# [RECORDS SHOWN]
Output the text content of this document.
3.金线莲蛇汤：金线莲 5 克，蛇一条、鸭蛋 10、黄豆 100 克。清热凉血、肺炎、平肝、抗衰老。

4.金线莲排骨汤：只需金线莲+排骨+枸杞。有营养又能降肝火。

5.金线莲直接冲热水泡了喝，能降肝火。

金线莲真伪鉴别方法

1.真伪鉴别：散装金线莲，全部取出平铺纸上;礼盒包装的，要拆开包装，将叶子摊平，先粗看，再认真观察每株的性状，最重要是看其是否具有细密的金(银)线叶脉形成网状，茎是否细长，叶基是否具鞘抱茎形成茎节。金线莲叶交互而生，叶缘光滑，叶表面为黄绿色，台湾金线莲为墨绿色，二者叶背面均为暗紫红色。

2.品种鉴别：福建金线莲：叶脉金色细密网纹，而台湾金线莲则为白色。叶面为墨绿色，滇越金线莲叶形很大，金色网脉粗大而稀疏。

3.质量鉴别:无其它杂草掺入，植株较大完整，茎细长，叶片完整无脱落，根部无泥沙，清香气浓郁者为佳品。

# [REQUIRED WORK]
Extract each record, keeping it identical to the original.

# [OUTPUT]
Output the text content of this document.
3.金线莲蛇汤：金线莲 5 克，蛇一条、鸭蛋 10、黄豆 100 克。清热凉血、肺炎、平肝、抗衰老。

4.金线莲排骨汤：只需金线莲+排骨+枸杞。有营养又能降肝火。

5.金线莲直接冲热水泡了喝，能降肝火。

金线莲真伪鉴别方法

1.真伪鉴别：散装金线莲，全部取出平铺纸上;礼盒包装的，要拆开包装，将叶子摊平，先粗看，再认真观察每株的性状，最重要是看其是否具有细密的金(银)线叶脉形成网状，茎是否细长，叶基是否具鞘抱茎形成茎节。金线莲叶交互而生，叶缘光滑，叶表面为黄绿色，台湾金线莲为墨绿色，二者叶背面均为暗紫红色。

2.品种鉴别：福建金线莲：叶脉金色细密网纹，而台湾金线莲则为白色。叶面为墨绿色，滇越金线莲叶形很大，金色网脉粗大而稀疏。

3.质量鉴别:无其它杂草掺入，植株较大完整，茎细长，叶片完整无脱落，根部无泥沙，清香气浓郁者为佳品。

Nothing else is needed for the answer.